> **Dataset records**:

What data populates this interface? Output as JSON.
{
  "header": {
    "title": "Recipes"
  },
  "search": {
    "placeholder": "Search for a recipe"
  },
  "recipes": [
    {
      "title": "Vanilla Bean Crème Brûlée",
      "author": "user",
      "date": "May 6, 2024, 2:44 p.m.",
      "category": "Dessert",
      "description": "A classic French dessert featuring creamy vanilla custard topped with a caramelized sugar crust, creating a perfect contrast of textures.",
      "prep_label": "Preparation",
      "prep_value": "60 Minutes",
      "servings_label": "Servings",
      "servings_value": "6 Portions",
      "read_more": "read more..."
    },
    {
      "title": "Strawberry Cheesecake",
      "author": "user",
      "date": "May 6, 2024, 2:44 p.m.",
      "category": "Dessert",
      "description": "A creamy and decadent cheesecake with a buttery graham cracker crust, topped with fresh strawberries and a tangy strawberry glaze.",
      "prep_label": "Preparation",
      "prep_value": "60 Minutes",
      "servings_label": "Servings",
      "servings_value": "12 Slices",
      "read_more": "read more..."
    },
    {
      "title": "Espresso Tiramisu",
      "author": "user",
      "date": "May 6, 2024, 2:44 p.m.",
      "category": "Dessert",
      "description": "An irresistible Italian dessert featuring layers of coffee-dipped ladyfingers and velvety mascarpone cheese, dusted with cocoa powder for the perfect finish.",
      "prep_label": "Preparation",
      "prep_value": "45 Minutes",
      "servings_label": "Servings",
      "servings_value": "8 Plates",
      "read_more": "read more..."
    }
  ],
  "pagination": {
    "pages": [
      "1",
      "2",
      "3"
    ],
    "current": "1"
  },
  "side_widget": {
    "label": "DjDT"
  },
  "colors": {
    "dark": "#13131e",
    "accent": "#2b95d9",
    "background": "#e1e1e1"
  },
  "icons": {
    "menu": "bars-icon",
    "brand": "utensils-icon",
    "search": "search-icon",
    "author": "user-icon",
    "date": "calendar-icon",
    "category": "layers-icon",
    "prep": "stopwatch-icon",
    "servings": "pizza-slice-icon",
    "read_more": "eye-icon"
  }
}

> **DIRECTIONS**: Select and copy every line of the material that holds the string "perfect".

> **TASK RESPONSE**:
      "description": "A classic French dessert featuring creamy vanilla custard topped with a caramelized sugar crust, creating a perfect contrast of textures.",
      "description": "An irresistible Italian dessert featuring layers of coffee-dipped ladyfingers and velvety mascarpone cheese, dusted with cocoa powder for the perfect finish.",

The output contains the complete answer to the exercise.